## Exercise task
Transcribe all of the records precisely as they are presented.
:::
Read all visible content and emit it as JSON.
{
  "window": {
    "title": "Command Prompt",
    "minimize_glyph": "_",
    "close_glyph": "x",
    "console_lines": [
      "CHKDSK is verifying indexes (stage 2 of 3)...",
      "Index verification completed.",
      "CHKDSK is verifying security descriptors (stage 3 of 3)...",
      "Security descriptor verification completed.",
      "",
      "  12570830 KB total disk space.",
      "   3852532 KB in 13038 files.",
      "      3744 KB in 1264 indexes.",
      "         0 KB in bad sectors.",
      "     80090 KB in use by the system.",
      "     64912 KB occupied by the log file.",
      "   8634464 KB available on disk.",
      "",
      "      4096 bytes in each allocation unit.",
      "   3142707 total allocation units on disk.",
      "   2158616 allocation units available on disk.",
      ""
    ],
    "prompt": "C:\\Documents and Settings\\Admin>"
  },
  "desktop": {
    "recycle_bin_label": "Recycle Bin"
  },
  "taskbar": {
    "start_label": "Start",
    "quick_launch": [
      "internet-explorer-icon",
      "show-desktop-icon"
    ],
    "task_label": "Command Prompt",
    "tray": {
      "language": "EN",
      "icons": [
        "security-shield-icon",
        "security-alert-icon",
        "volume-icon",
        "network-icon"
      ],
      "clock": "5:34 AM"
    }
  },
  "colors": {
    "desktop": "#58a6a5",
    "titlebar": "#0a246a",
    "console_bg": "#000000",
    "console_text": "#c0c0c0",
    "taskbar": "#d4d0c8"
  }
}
:::
## Output for this task
Read all visible content and emit it as JSON.
{
  "window": {
    "title": "Command Prompt",
    "minimize_glyph": "_",
    "close_glyph": "x",
    "console_lines": [
      "CHKDSK is verifying indexes (stage 2 of 3)...",
      "Index verification completed.",
      "CHKDSK is verifying security descriptors (stage 3 of 3)...",
      "Security descriptor verification completed.",
      "",
      "  12570830 KB total disk space.",
      "   3852532 KB in 13038 files.",
      "      3744 KB in 1264 indexes.",
      "         0 KB in bad sectors.",
      "     80090 KB in use by the system.",
      "     64912 KB occupied by the log file.",
      "   8634464 KB available on disk.",
      "",
      "      4096 bytes in each allocation unit.",
      "   3142707 total allocation units on disk.",
      "   2158616 allocation units available on disk.",
      ""
    ],
    "prompt": "C:\\Documents and Settings\\Admin>"
  },
  "desktop": {
    "recycle_bin_label": "Recycle Bin"
  },
  "taskbar": {
    "start_label": "Start",
    "quick_launch": [
      "internet-explorer-icon",
      "show-desktop-icon"
    ],
    "task_label": "Command Prompt",
    "tray": {
      "language": "EN",
      "icons": [
        "security-shield-icon",
        "security-alert-icon",
        "volume-icon",
        "network-icon"
      ],
      "clock": "5:34 AM"
    }
  },
  "colors": {
    "desktop": "#58a6a5",
    "titlebar": "#0a246a",
    "console_bg": "#000000",
    "console_text": "#c0c0c0",
    "taskbar": "#d4d0c8"
  }
}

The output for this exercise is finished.